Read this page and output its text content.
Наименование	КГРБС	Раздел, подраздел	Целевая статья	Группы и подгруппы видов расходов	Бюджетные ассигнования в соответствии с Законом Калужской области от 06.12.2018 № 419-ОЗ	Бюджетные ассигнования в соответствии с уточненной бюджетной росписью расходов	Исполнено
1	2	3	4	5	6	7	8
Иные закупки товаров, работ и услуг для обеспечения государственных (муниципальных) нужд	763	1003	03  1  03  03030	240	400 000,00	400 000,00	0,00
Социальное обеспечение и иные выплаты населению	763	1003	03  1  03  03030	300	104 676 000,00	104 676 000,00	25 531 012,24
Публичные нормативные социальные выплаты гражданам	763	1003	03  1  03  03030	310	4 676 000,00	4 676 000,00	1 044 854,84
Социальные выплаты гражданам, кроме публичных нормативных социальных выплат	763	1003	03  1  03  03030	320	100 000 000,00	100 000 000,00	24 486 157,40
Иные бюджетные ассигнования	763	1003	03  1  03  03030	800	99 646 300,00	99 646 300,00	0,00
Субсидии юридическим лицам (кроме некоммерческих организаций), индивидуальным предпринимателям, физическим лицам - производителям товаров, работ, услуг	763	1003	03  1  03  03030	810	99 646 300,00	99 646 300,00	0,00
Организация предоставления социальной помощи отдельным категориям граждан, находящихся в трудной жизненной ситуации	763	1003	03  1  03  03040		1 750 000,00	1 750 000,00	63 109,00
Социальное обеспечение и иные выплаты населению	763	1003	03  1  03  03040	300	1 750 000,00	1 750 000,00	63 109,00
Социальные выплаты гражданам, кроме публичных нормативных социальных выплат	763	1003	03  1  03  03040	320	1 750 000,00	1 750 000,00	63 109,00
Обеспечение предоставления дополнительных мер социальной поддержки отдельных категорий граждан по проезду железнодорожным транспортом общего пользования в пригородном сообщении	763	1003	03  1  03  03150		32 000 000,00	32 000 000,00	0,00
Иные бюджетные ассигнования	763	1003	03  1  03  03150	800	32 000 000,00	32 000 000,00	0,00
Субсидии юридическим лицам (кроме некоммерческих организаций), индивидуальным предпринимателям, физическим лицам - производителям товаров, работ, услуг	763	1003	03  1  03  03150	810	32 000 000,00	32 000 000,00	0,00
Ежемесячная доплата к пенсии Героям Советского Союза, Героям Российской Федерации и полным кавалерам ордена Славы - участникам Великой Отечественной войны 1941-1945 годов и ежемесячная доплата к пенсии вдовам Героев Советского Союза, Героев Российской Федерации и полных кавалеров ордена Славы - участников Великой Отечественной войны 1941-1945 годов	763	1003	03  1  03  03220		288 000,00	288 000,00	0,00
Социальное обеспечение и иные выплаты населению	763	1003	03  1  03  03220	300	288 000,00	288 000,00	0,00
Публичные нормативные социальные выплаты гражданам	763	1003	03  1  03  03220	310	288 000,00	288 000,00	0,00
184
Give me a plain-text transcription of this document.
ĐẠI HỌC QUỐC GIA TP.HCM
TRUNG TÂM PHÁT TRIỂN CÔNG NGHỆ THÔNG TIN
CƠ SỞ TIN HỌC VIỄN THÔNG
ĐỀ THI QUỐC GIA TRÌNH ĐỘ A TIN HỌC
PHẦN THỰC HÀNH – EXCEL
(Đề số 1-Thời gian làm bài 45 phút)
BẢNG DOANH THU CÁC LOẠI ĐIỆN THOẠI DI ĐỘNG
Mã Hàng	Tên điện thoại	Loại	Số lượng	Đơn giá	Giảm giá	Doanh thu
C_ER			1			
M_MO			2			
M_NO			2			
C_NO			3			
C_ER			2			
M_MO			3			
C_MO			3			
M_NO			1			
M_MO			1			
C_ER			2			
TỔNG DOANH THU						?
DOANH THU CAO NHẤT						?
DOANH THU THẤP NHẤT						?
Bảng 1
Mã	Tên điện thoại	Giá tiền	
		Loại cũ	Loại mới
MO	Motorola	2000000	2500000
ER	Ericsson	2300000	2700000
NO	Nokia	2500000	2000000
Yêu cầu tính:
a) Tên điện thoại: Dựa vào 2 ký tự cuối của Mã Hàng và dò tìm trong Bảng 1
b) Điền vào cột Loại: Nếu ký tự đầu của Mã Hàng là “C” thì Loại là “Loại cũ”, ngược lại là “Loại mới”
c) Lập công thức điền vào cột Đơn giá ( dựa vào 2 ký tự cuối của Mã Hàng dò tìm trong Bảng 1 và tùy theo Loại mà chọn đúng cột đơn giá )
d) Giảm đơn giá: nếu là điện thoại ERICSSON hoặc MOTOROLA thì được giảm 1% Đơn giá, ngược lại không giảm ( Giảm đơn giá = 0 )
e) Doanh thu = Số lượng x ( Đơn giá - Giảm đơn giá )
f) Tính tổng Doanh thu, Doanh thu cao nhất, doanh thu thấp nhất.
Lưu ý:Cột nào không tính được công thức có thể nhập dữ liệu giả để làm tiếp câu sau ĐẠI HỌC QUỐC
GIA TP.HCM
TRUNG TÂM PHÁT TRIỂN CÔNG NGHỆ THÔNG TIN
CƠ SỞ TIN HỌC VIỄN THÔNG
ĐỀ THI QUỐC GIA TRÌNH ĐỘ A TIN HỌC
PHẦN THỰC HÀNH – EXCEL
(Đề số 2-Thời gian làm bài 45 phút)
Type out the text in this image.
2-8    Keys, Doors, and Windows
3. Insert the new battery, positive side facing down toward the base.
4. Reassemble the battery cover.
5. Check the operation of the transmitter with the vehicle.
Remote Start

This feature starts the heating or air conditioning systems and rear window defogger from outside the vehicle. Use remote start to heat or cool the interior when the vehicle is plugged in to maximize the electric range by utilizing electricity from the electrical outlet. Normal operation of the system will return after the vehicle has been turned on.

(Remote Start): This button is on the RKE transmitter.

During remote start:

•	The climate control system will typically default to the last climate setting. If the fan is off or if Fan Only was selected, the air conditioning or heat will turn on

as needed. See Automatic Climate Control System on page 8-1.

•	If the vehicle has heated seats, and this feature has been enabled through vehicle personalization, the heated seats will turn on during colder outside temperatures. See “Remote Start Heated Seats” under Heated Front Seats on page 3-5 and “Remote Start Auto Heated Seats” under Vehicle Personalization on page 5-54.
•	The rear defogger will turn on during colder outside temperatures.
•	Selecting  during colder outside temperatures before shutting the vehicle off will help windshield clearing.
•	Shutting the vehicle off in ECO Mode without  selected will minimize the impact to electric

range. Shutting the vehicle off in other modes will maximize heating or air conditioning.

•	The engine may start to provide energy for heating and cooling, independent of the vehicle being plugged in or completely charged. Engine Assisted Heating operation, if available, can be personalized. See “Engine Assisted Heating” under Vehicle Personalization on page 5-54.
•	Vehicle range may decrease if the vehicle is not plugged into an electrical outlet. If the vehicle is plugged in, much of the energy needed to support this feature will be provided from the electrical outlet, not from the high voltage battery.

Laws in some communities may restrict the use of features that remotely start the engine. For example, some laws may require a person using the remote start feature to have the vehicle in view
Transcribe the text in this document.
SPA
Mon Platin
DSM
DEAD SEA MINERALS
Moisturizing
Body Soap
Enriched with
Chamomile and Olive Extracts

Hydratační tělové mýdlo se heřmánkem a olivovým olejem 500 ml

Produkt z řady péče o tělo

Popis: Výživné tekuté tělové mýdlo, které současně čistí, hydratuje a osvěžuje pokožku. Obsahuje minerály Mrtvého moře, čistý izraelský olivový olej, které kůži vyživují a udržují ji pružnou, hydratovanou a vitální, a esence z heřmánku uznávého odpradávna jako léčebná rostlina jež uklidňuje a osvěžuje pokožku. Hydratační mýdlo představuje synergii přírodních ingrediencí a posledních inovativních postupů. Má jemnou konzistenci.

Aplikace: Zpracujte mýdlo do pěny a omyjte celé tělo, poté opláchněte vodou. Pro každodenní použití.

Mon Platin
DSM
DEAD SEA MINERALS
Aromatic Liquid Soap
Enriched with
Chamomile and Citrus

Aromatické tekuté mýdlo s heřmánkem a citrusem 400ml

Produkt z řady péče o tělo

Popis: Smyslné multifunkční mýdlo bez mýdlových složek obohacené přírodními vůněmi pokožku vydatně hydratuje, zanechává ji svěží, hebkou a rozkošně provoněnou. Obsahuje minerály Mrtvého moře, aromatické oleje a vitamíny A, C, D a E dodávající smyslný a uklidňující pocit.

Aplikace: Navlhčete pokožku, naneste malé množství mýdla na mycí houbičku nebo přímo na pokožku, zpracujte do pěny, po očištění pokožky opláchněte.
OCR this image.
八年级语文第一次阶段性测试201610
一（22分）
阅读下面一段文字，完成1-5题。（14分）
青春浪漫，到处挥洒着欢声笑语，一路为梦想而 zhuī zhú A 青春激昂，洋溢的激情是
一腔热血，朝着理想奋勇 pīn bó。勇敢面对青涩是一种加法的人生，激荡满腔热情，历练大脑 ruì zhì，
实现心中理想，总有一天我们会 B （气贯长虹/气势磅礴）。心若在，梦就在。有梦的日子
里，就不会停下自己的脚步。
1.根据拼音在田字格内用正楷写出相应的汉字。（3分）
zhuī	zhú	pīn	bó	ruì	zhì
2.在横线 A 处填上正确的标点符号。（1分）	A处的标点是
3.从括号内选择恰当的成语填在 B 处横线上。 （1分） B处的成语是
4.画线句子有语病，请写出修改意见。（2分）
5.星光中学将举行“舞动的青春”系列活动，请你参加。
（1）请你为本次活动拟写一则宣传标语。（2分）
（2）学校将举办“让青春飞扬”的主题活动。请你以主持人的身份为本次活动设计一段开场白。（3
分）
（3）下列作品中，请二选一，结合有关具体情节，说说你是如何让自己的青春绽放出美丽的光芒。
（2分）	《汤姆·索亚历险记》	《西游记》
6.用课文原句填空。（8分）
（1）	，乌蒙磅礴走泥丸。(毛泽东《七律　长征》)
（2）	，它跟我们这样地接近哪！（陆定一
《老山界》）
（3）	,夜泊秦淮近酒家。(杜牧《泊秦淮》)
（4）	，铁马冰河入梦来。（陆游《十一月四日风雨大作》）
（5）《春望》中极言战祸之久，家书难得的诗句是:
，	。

-------------------------

GIVEN REQUEST - From the data, pick out every line that includes "ngược".

FINAL RESULT -
b) Điền vào cột Loại: Nếu ký tự đầu của Mã Hàng là “C” thì Loại là “Loại cũ”, ngược lại là “Loại mới”
d) Giảm đơn giá: nếu là điện thoại ERICSSON hoặc MOTOROLA thì được giảm 1% Đơn giá, ngược lại không giảm ( Giảm đơn giá = 0 )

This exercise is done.